Copy, without any change, the lines of the material from the one containing "adsr-a-value[interactable]: 1.00 ms — [339, 285, 399, 297]" through the one containing "envelope-canvas[interactable] — [620, 23, 909, 253]", including both of those lines.

Items drawn from a data source:
····················
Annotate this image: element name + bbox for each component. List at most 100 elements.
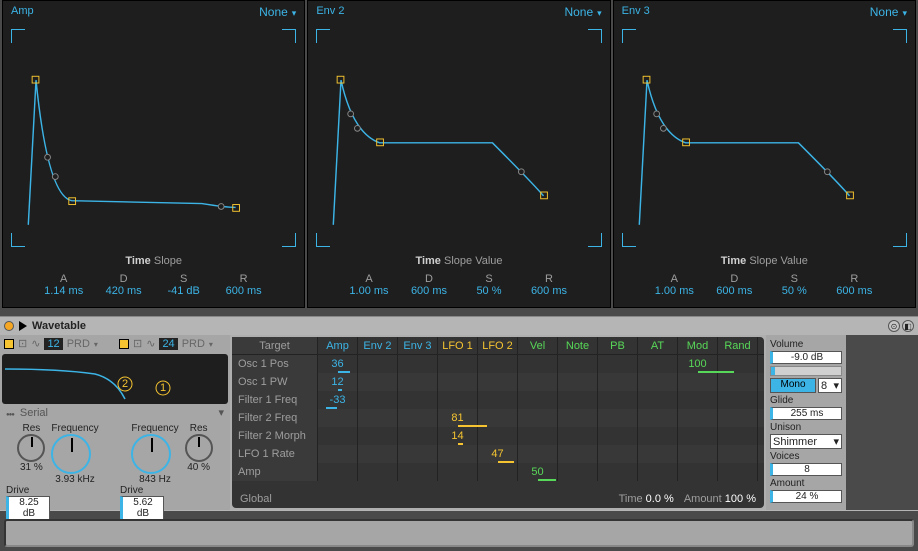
adsr-a-value[interactable]: 1.00 ms — [339, 285, 399, 297]
mode-time[interactable]: Time — [721, 255, 746, 267]
matrix-cell[interactable] — [598, 427, 638, 445]
envelope-dest-dropdown[interactable]: None — [259, 5, 296, 19]
matrix-cell[interactable] — [598, 391, 638, 409]
matrix-source-header[interactable]: LFO 1 — [438, 337, 478, 354]
voices-value[interactable]: 8 — [770, 463, 842, 476]
adsr-a-value[interactable]: 1.00 ms — [644, 285, 704, 297]
envelope-canvas[interactable] — [620, 23, 909, 253]
matrix-cell[interactable] — [518, 409, 558, 427]
matrix-cell[interactable] — [398, 373, 438, 391]
osc-on-icon[interactable] — [4, 339, 14, 349]
matrix-cell[interactable] — [678, 409, 718, 427]
matrix-cell[interactable] — [358, 463, 398, 481]
matrix-cell[interactable] — [358, 445, 398, 463]
glide-value[interactable]: 255 ms — [770, 407, 842, 420]
matrix-cell[interactable] — [598, 445, 638, 463]
envelope-dest-dropdown[interactable]: None — [564, 5, 601, 19]
matrix-cell[interactable] — [638, 391, 678, 409]
matrix-cell[interactable] — [718, 445, 758, 463]
matrix-source-header[interactable]: Rand — [718, 337, 758, 354]
matrix-cell[interactable] — [478, 463, 518, 481]
mode-value[interactable]: Value — [475, 255, 502, 267]
matrix-cell[interactable] — [318, 463, 358, 481]
matrix-cell[interactable] — [558, 427, 598, 445]
matrix-cell[interactable] — [638, 355, 678, 373]
osc1-mode[interactable]: PRD — [67, 338, 90, 350]
osc-on-icon[interactable] — [119, 339, 129, 349]
matrix-source-header[interactable]: Amp — [318, 337, 358, 354]
matrix-cell[interactable] — [398, 355, 438, 373]
adsr-s-value[interactable]: 50 % — [764, 285, 824, 297]
adsr-s-value[interactable]: 50 % — [459, 285, 519, 297]
matrix-cell[interactable]: 81 — [438, 409, 478, 427]
matrix-source-header[interactable]: LFO 2 — [478, 337, 518, 354]
res-value[interactable]: 31 % — [17, 462, 45, 473]
matrix-cell[interactable] — [478, 355, 518, 373]
matrix-cell[interactable] — [598, 463, 638, 481]
matrix-source-header[interactable]: Env 2 — [358, 337, 398, 354]
res-knob[interactable] — [185, 434, 213, 462]
poly-select[interactable]: 8▾ — [818, 378, 842, 393]
mode-slope[interactable]: Slope — [444, 255, 472, 267]
unison-amount-value[interactable]: 24 % — [770, 490, 842, 503]
envelope-dest-dropdown[interactable]: None — [870, 5, 907, 19]
matrix-cell[interactable]: 50 — [518, 463, 558, 481]
matrix-cell[interactable] — [478, 409, 518, 427]
matrix-cell[interactable] — [638, 445, 678, 463]
matrix-cell[interactable] — [718, 373, 758, 391]
matrix-cell[interactable] — [478, 427, 518, 445]
mode-slope[interactable]: Slope — [749, 255, 777, 267]
matrix-cell[interactable] — [358, 427, 398, 445]
matrix-cell[interactable] — [438, 373, 478, 391]
adsr-r-value[interactable]: 600 ms — [214, 285, 274, 297]
osc2-table[interactable]: 24 — [159, 338, 177, 350]
matrix-cell[interactable]: 36 — [318, 355, 358, 373]
matrix-cell[interactable] — [478, 373, 518, 391]
matrix-cell[interactable] — [358, 373, 398, 391]
adsr-curve[interactable] — [9, 23, 298, 253]
matrix-cell[interactable] — [398, 463, 438, 481]
matrix-cell[interactable] — [518, 391, 558, 409]
freq-knob[interactable] — [51, 434, 91, 474]
matrix-cell[interactable] — [558, 391, 598, 409]
matrix-cell[interactable] — [598, 355, 638, 373]
matrix-cell[interactable] — [518, 445, 558, 463]
matrix-cell[interactable] — [398, 445, 438, 463]
mode-value[interactable]: Value — [781, 255, 808, 267]
matrix-cell[interactable] — [558, 373, 598, 391]
matrix-cell[interactable] — [518, 373, 558, 391]
matrix-cell[interactable] — [478, 391, 518, 409]
matrix-cell[interactable]: 14 — [438, 427, 478, 445]
matrix-cell[interactable]: -33 — [318, 391, 358, 409]
hotswap-icon[interactable]: ⊙ — [888, 320, 900, 332]
matrix-time-value[interactable]: 0.0 % — [646, 493, 674, 505]
matrix-amount-value[interactable]: 100 % — [725, 493, 756, 505]
matrix-cell[interactable] — [398, 409, 438, 427]
matrix-cell[interactable] — [678, 391, 718, 409]
matrix-cell[interactable] — [638, 427, 678, 445]
matrix-cell[interactable] — [678, 373, 718, 391]
matrix-cell[interactable] — [558, 355, 598, 373]
matrix-cell[interactable] — [318, 445, 358, 463]
osc2-mode[interactable]: PRD — [182, 338, 205, 350]
matrix-cell[interactable] — [438, 463, 478, 481]
mode-time[interactable]: Time — [415, 255, 440, 267]
adsr-r-value[interactable]: 600 ms — [519, 285, 579, 297]
unison-select[interactable]: Shimmer▾ — [770, 434, 842, 449]
matrix-cell[interactable] — [518, 355, 558, 373]
matrix-cell[interactable] — [718, 355, 758, 373]
matrix-cell[interactable] — [598, 409, 638, 427]
matrix-cell[interactable]: 47 — [478, 445, 518, 463]
matrix-cell[interactable] — [718, 427, 758, 445]
matrix-cell[interactable]: 12 — [318, 373, 358, 391]
matrix-cell[interactable] — [558, 409, 598, 427]
envelope-canvas[interactable] — [314, 23, 603, 253]
mono-toggle[interactable]: Mono — [770, 378, 816, 393]
matrix-source-header[interactable]: Note — [558, 337, 598, 354]
matrix-source-header[interactable]: Mod — [678, 337, 718, 354]
matrix-cell[interactable] — [518, 427, 558, 445]
matrix-cell[interactable] — [638, 409, 678, 427]
osc-filter-graph[interactable]: 2 1 — [2, 354, 228, 404]
matrix-cell[interactable] — [438, 355, 478, 373]
device-activator-icon[interactable] — [4, 321, 14, 331]
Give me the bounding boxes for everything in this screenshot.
····················
EXERCISE ANSWER:
adsr-a-value[interactable]: 1.00 ms — [339, 285, 399, 297]
mode-time[interactable]: Time — [721, 255, 746, 267]
matrix-cell[interactable] — [598, 427, 638, 445]
envelope-dest-dropdown[interactable]: None — [259, 5, 296, 19]
matrix-cell[interactable] — [598, 391, 638, 409]
matrix-source-header[interactable]: LFO 1 — [438, 337, 478, 354]
voices-value[interactable]: 8 — [770, 463, 842, 476]
adsr-a-value[interactable]: 1.00 ms — [644, 285, 704, 297]
envelope-canvas[interactable] — [620, 23, 909, 253]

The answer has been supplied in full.